§ RECORDS FOR THE TASK:
* * * * *

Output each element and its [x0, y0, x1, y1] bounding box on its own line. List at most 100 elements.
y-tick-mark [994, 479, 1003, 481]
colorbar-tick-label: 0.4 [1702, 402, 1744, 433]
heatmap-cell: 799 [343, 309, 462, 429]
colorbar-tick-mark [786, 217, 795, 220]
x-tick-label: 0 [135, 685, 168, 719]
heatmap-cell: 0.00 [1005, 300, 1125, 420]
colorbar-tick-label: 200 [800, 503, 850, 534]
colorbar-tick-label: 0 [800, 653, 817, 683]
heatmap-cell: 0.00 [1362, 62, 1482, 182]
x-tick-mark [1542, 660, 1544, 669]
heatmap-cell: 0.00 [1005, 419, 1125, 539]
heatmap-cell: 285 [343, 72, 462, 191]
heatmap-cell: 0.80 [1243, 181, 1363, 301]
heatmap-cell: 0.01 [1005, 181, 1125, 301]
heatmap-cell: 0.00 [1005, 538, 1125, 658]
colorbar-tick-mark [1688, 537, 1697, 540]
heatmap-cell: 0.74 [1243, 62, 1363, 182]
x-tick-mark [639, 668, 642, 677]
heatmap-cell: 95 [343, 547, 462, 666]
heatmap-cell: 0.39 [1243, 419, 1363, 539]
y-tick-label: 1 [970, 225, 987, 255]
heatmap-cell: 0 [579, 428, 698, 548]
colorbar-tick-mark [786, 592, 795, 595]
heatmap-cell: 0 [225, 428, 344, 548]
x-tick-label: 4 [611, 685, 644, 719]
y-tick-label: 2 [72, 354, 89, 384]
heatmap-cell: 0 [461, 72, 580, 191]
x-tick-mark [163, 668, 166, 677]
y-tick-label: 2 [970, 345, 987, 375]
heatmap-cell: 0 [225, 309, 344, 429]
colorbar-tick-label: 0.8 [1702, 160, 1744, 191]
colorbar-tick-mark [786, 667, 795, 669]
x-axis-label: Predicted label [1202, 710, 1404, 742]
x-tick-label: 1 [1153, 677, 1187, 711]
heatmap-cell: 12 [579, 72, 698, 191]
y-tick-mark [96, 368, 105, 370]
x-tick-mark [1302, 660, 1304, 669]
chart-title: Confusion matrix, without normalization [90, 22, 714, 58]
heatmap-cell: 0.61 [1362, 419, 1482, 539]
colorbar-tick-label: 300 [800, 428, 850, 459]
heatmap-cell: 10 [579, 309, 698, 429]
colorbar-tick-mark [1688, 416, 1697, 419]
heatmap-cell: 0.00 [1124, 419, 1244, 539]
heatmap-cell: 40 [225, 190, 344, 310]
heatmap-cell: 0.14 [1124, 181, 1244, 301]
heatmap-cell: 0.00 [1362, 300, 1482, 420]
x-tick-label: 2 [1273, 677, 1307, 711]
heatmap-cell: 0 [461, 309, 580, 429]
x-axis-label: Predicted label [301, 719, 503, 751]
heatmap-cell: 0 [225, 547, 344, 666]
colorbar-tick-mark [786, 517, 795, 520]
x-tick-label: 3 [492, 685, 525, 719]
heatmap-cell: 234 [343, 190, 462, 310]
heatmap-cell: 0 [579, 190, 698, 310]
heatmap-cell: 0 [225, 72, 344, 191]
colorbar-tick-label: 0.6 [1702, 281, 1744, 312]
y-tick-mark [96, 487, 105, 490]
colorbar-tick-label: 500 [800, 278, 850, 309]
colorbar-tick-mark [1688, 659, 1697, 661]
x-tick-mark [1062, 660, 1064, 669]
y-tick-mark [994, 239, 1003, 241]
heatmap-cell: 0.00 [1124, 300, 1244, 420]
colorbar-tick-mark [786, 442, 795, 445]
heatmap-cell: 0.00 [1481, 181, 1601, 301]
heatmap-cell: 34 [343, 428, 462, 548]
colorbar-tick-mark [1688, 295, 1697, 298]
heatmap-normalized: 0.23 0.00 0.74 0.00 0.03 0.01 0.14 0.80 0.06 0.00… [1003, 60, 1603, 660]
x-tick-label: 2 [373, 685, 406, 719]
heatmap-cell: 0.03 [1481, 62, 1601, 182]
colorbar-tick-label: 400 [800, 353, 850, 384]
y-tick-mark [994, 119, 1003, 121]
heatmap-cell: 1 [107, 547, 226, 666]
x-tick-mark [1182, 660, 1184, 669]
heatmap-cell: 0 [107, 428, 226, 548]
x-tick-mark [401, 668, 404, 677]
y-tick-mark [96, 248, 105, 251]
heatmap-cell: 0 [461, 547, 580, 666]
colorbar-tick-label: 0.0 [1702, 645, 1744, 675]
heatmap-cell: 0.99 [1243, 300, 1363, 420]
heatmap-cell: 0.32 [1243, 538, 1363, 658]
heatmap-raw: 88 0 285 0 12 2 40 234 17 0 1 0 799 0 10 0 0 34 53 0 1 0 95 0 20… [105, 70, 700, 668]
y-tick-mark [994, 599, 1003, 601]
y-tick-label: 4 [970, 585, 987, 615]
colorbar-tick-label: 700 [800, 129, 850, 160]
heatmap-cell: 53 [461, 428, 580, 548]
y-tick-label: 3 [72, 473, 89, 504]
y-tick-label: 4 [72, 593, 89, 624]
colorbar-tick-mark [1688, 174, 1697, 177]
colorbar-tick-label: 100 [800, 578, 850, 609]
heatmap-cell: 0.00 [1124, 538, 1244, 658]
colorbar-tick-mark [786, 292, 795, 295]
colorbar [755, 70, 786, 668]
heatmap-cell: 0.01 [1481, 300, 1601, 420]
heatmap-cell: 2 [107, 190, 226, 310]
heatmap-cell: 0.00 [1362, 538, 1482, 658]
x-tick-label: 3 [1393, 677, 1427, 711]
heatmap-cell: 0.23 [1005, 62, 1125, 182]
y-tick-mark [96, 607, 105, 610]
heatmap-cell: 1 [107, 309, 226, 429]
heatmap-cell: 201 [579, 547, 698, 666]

* * * * *

§ TASK OBJECTIVE: Report each line above that contains the string "Predicted".

§ PROBLEM SOLUTION:
x-axis-label: Predicted label [1202, 710, 1404, 742]
x-axis-label: Predicted label [301, 719, 503, 751]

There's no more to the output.